---------- Supplied entries ----------

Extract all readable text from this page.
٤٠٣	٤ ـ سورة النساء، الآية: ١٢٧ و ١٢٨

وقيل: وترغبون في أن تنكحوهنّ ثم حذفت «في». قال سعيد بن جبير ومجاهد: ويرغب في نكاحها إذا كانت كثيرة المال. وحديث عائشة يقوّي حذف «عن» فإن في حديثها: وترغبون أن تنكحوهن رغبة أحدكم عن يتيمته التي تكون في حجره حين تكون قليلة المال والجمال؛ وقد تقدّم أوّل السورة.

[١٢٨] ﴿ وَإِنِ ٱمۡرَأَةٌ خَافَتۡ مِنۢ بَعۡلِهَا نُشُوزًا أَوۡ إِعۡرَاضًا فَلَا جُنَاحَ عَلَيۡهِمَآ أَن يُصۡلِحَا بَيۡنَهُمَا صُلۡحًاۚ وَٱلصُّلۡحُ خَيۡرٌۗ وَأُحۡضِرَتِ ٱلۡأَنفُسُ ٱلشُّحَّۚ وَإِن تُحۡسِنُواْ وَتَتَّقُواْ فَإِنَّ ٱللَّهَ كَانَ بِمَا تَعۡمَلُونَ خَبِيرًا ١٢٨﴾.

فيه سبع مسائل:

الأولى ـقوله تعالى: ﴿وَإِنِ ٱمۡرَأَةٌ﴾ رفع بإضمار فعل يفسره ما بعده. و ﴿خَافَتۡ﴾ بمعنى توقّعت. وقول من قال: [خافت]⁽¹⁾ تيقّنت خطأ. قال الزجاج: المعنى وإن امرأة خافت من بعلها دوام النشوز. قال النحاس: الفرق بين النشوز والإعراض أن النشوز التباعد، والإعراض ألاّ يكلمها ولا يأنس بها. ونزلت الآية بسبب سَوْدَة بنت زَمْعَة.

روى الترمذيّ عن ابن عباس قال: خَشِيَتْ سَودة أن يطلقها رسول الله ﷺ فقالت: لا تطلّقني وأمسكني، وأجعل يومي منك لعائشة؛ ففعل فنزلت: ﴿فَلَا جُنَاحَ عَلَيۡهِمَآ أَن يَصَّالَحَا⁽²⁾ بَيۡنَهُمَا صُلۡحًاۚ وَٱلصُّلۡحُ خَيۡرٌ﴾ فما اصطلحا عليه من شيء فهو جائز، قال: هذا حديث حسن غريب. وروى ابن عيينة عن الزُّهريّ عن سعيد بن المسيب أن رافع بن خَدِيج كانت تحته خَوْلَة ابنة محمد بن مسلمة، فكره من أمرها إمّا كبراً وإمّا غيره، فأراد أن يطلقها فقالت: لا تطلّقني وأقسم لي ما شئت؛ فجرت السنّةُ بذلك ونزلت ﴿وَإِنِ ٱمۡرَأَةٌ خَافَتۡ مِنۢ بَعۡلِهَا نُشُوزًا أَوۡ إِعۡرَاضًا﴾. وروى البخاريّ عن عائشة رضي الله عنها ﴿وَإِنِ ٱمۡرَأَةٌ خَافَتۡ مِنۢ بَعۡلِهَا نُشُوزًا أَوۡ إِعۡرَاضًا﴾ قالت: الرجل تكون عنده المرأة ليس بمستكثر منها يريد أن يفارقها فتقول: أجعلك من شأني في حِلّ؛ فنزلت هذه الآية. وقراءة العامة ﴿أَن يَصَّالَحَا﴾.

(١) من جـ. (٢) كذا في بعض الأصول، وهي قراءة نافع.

----------

> **Exercise requirements**
In full and verbatim, repeat the records given above.

> **Task output**
Extract all readable text from this page.
٤٠٣	٤ ـ سورة النساء، الآية: ١٢٧ و ١٢٨

وقيل: وترغبون في أن تنكحوهنّ ثم حذفت «في». قال سعيد بن جبير ومجاهد: ويرغب في نكاحها إذا كانت كثيرة المال. وحديث عائشة يقوّي حذف «عن» فإن في حديثها: وترغبون أن تنكحوهن رغبة أحدكم عن يتيمته التي تكون في حجره حين تكون قليلة المال والجمال؛ وقد تقدّم أوّل السورة.

[١٢٨] ﴿ وَإِنِ ٱمۡرَأَةٌ خَافَتۡ مِنۢ بَعۡلِهَا نُشُوزًا أَوۡ إِعۡرَاضًا فَلَا جُنَاحَ عَلَيۡهِمَآ أَن يُصۡلِحَا بَيۡنَهُمَا صُلۡحًاۚ وَٱلصُّلۡحُ خَيۡرٌۗ وَأُحۡضِرَتِ ٱلۡأَنفُسُ ٱلشُّحَّۚ وَإِن تُحۡسِنُواْ وَتَتَّقُواْ فَإِنَّ ٱللَّهَ كَانَ بِمَا تَعۡمَلُونَ خَبِيرًا ١٢٨﴾.

فيه سبع مسائل:

الأولى ـقوله تعالى: ﴿وَإِنِ ٱمۡرَأَةٌ﴾ رفع بإضمار فعل يفسره ما بعده. و ﴿خَافَتۡ﴾ بمعنى توقّعت. وقول من قال: [خافت]⁽¹⁾ تيقّنت خطأ. قال الزجاج: المعنى وإن امرأة خافت من بعلها دوام النشوز. قال النحاس: الفرق بين النشوز والإعراض أن النشوز التباعد، والإعراض ألاّ يكلمها ولا يأنس بها. ونزلت الآية بسبب سَوْدَة بنت زَمْعَة.

روى الترمذيّ عن ابن عباس قال: خَشِيَتْ سَودة أن يطلقها رسول الله ﷺ فقالت: لا تطلّقني وأمسكني، وأجعل يومي منك لعائشة؛ ففعل فنزلت: ﴿فَلَا جُنَاحَ عَلَيۡهِمَآ أَن يَصَّالَحَا⁽²⁾ بَيۡنَهُمَا صُلۡحًاۚ وَٱلصُّلۡحُ خَيۡرٌ﴾ فما اصطلحا عليه من شيء فهو جائز، قال: هذا حديث حسن غريب. وروى ابن عيينة عن الزُّهريّ عن سعيد بن المسيب أن رافع بن خَدِيج كانت تحته خَوْلَة ابنة محمد بن مسلمة، فكره من أمرها إمّا كبراً وإمّا غيره، فأراد أن يطلقها فقالت: لا تطلّقني وأقسم لي ما شئت؛ فجرت السنّةُ بذلك ونزلت ﴿وَإِنِ ٱمۡرَأَةٌ خَافَتۡ مِنۢ بَعۡلِهَا نُشُوزًا أَوۡ إِعۡرَاضًا﴾. وروى البخاريّ عن عائشة رضي الله عنها ﴿وَإِنِ ٱمۡرَأَةٌ خَافَتۡ مِنۢ بَعۡلِهَا نُشُوزًا أَوۡ إِعۡرَاضًا﴾ قالت: الرجل تكون عنده المرأة ليس بمستكثر منها يريد أن يفارقها فتقول: أجعلك من شأني في حِلّ؛ فنزلت هذه الآية. وقراءة العامة ﴿أَن يَصَّالَحَا﴾.

(١) من جـ. (٢) كذا في بعض الأصول، وهي قراءة نافع.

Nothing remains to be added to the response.